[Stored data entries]
☆ ☆ ☆ ☆ ☆
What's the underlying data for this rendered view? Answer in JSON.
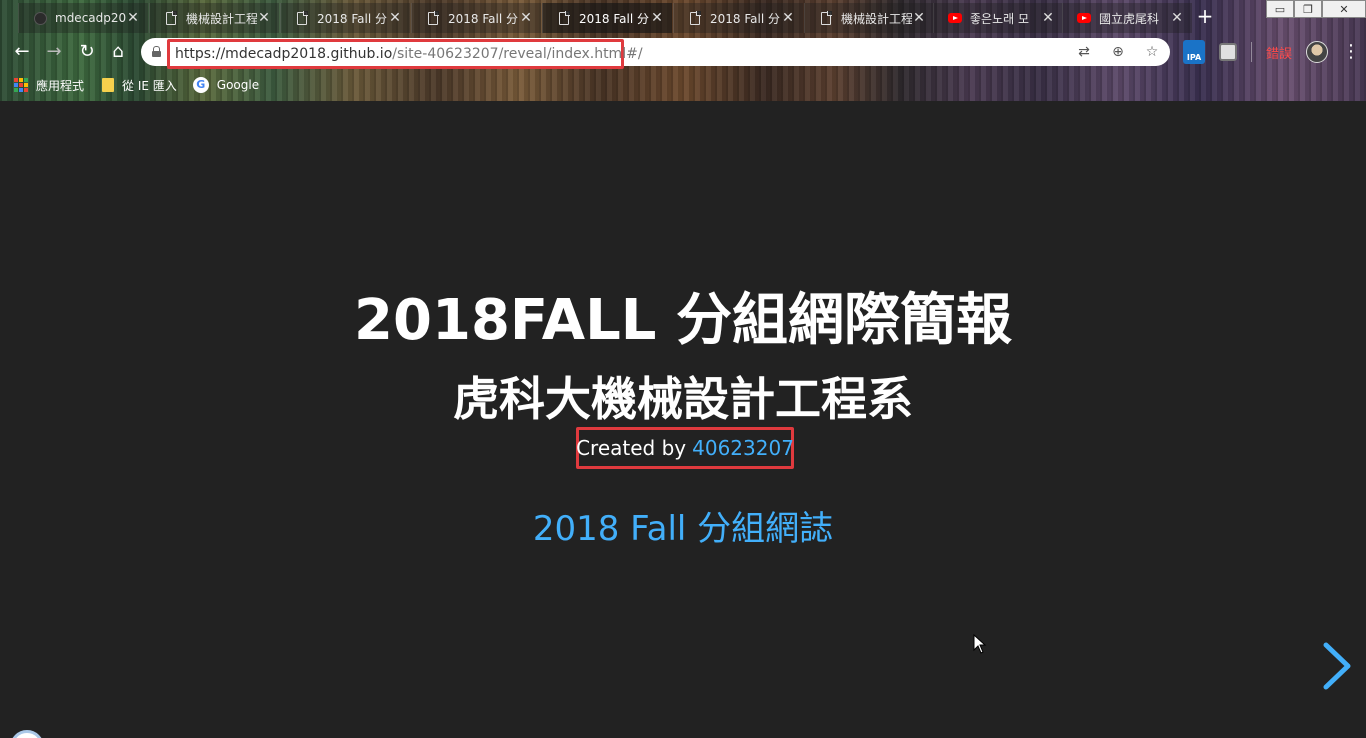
{
  "browser": {
    "tabs": [
      {
        "icon": "github-icon",
        "title": "mdecadp20",
        "active": false
      },
      {
        "icon": "document-icon",
        "title": "機械設計工程",
        "active": false
      },
      {
        "icon": "document-icon",
        "title": "2018 Fall 分",
        "active": false
      },
      {
        "icon": "document-icon",
        "title": "2018 Fall 分",
        "active": false
      },
      {
        "icon": "document-icon",
        "title": "2018 Fall 分",
        "active": true
      },
      {
        "icon": "document-icon",
        "title": "2018 Fall 分",
        "active": false
      },
      {
        "icon": "document-icon",
        "title": "機械設計工程",
        "active": false
      },
      {
        "icon": "youtube-icon",
        "title": "좋은노래 모",
        "active": false
      },
      {
        "icon": "youtube-icon",
        "title": "國立虎尾科",
        "active": false
      }
    ],
    "new_tab_label": "+",
    "window_controls": {
      "minimize": "▭",
      "restore": "❐",
      "close": "✕"
    },
    "toolbar": {
      "back": "←",
      "forward": "→",
      "reload": "↻",
      "home": "⌂"
    },
    "address": {
      "host": "https://mdecadp2018.github.io",
      "path": "/site-40623207/reveal/index.html#/"
    },
    "omnibox_icons": [
      "translate-icon",
      "zoom-icon",
      "bookmark-star-icon"
    ],
    "extensions": {
      "ipa_label": "IPA",
      "error_label": "錯誤"
    },
    "bookmarks": [
      {
        "icon": "apps-icon",
        "label": "應用程式"
      },
      {
        "icon": "folder-icon",
        "label": "從 IE 匯入"
      },
      {
        "icon": "google-icon",
        "label": "Google"
      }
    ],
    "highlight_color": "#e03a3e"
  },
  "slide": {
    "title": "2018FALL 分組網際簡報",
    "subtitle": "虎科大機械設計工程系",
    "created_by_label": "Created by",
    "created_by_link": "40623207",
    "blog_link": "2018 Fall 分組網誌",
    "background": "#222222",
    "link_color": "#42affa"
  }
}
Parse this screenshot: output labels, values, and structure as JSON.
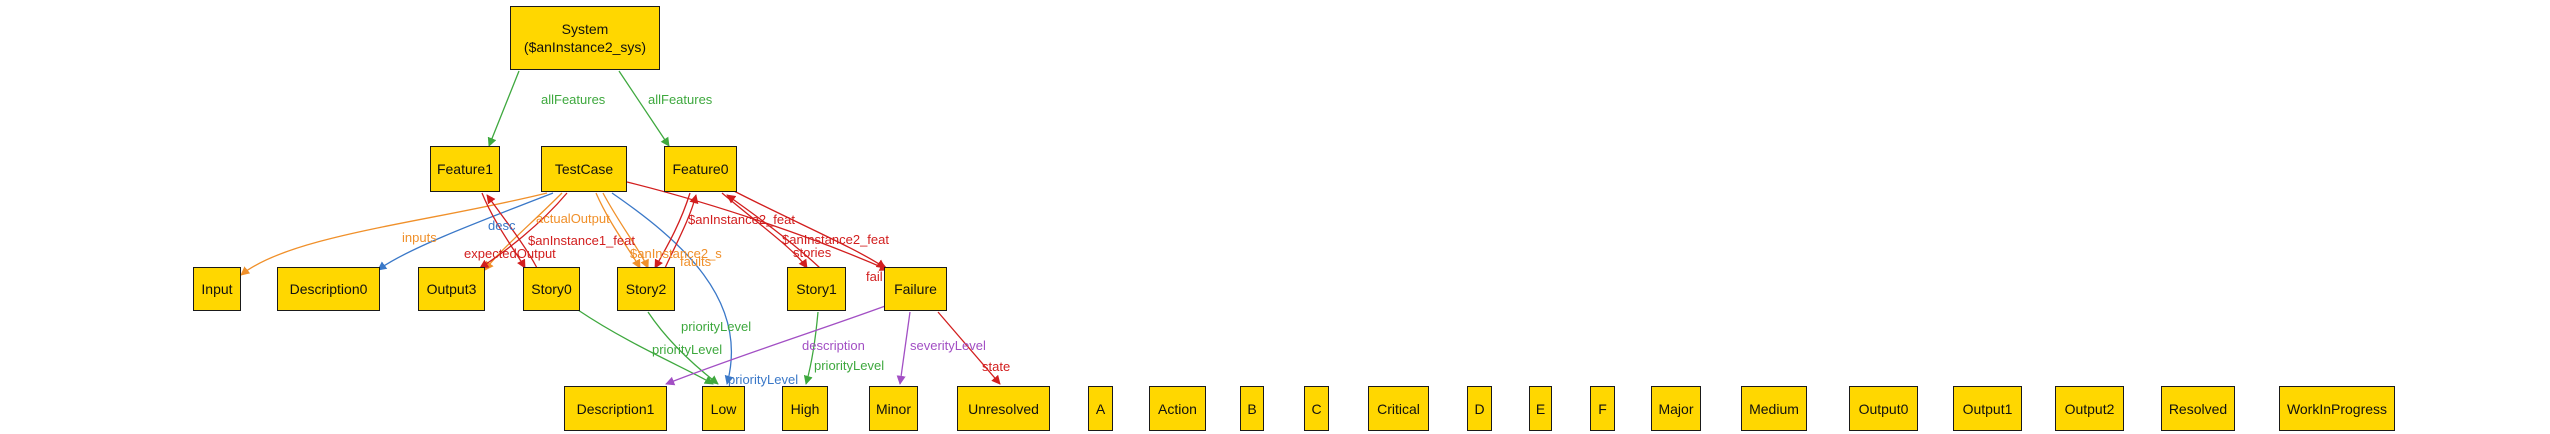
{
  "colors": {
    "node_fill": "#ffd700",
    "node_border": "#1a1a1a",
    "green": "#3ea83e",
    "orange": "#f0902a",
    "red": "#d21e1e",
    "blue": "#3a78c8",
    "purple": "#a24fc4"
  },
  "nodes": {
    "system": {
      "line1": "System",
      "line2": "($anInstance2_sys)"
    },
    "feature1": "Feature1",
    "testcase": "TestCase",
    "feature0": "Feature0",
    "input": "Input",
    "description0": "Description0",
    "output3": "Output3",
    "story0": "Story0",
    "story2": "Story2",
    "story1": "Story1",
    "failure": "Failure",
    "description1": "Description1",
    "low": "Low",
    "high": "High",
    "minor": "Minor",
    "unresolved": "Unresolved",
    "a": "A",
    "action": "Action",
    "b": "B",
    "c": "C",
    "critical": "Critical",
    "d": "D",
    "e": "E",
    "f": "F",
    "major": "Major",
    "medium": "Medium",
    "output0": "Output0",
    "output1": "Output1",
    "output2": "Output2",
    "resolved": "Resolved",
    "workinprogress": "WorkInProgress"
  },
  "edge_labels": {
    "allFeatures_left": "allFeatures",
    "allFeatures_right": "allFeatures",
    "inputs": "inputs",
    "desc": "desc",
    "actualOutput": "actualOutput",
    "expectedOutput": "expectedOutput",
    "anInstance1_feat": "$anInstance1_feat",
    "anInstance2_s": "$anInstance2_s",
    "s_faults": "faults",
    "anInstance2_feat_a": "$anInstance2_feat",
    "anInstance2_feat_b": "$anInstance2_feat",
    "stories": "stories",
    "fail": "fail",
    "priorityLevel_story2": "priorityLevel",
    "priorityLevel_story0": "priorityLevel",
    "priorityLevel_testcase": "priorityLevel",
    "priorityLevel_story1": "priorityLevel",
    "description": "description",
    "severityLevel": "severityLevel",
    "state": "state"
  }
}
☆ ☆ ☆ ☆ ☆
Send back the data above word for word, with the pictures left out.

What's the underlying data for this rendered view? Answer in JSON.
{
  "browser": {
    "tabs": [
      {
        "icon": "github-icon",
        "title": "mdecadp20",
        "active": false
      },
      {
        "icon": "document-icon",
        "title": "機械設計工程",
        "active": false
      },
      {
        "icon": "document-icon",
        "title": "2018 Fall 分",
        "active": false
      },
      {
        "icon": "document-icon",
        "title": "2018 Fall 分",
        "active": false
      },
      {
        "icon": "document-icon",
        "title": "2018 Fall 分",
        "active": true
      },
      {
        "icon": "document-icon",
        "title": "2018 Fall 分",
        "active": false
      },
      {
        "icon": "document-icon",
        "title": "機械設計工程",
        "active": false
      },
      {
        "icon": "youtube-icon",
        "title": "좋은노래 모",
        "active": false
      },
      {
        "icon": "youtube-icon",
        "title": "國立虎尾科",
        "active": false
      }
    ],
    "new_tab_label": "+",
    "window_controls": {
      "minimize": "▭",
      "restore": "❐",
      "close": "✕"
    },
    "toolbar": {
      "back": "←",
      "forward": "→",
      "reload": "↻",
      "home": "⌂"
    },
    "address": {
      "host": "https://mdecadp2018.github.io",
      "path": "/site-40623207/reveal/index.html#/"
    },
    "omnibox_icons": [
      "translate-icon",
      "zoom-icon",
      "bookmark-star-icon"
    ],
    "extensions": {
      "ipa_label": "IPA",
      "error_label": "錯誤"
    },
    "bookmarks": [
      {
        "icon": "apps-icon",
        "label": "應用程式"
      },
      {
        "icon": "folder-icon",
        "label": "從 IE 匯入"
      },
      {
        "icon": "google-icon",
        "label": "Google"
      }
    ],
    "highlight_color": "#e03a3e"
  },
  "slide": {
    "title": "2018FALL 分組網際簡報",
    "subtitle": "虎科大機械設計工程系",
    "created_by_label": "Created by",
    "created_by_link": "40623207",
    "blog_link": "2018 Fall 分組網誌",
    "background": "#222222",
    "link_color": "#42affa"
  }
}
Parse this screenshot: output labels, values, and structure as JSON.
{
  "colors": {
    "node_fill": "#ffd700",
    "node_border": "#1a1a1a",
    "green": "#3ea83e",
    "orange": "#f0902a",
    "red": "#d21e1e",
    "blue": "#3a78c8",
    "purple": "#a24fc4"
  },
  "nodes": {
    "system": {
      "line1": "System",
      "line2": "($anInstance2_sys)"
    },
    "feature1": "Feature1",
    "testcase": "TestCase",
    "feature0": "Feature0",
    "input": "Input",
    "description0": "Description0",
    "output3": "Output3",
    "story0": "Story0",
    "story2": "Story2",
    "story1": "Story1",
    "failure": "Failure",
    "description1": "Description1",
    "low": "Low",
    "high": "High",
    "minor": "Minor",
    "unresolved": "Unresolved",
    "a": "A",
    "action": "Action",
    "b": "B",
    "c": "C",
    "critical": "Critical",
    "d": "D",
    "e": "E",
    "f": "F",
    "major": "Major",
    "medium": "Medium",
    "output0": "Output0",
    "output1": "Output1",
    "output2": "Output2",
    "resolved": "Resolved",
    "workinprogress": "WorkInProgress"
  },
  "edge_labels": {
    "allFeatures_left": "allFeatures",
    "allFeatures_right": "allFeatures",
    "inputs": "inputs",
    "desc": "desc",
    "actualOutput": "actualOutput",
    "expectedOutput": "expectedOutput",
    "anInstance1_feat": "$anInstance1_feat",
    "anInstance2_s": "$anInstance2_s",
    "s_faults": "faults",
    "anInstance2_feat_a": "$anInstance2_feat",
    "anInstance2_feat_b": "$anInstance2_feat",
    "stories": "stories",
    "fail": "fail",
    "priorityLevel_story2": "priorityLevel",
    "priorityLevel_story0": "priorityLevel",
    "priorityLevel_testcase": "priorityLevel",
    "priorityLevel_story1": "priorityLevel",
    "description": "description",
    "severityLevel": "severityLevel",
    "state": "state"
  }
}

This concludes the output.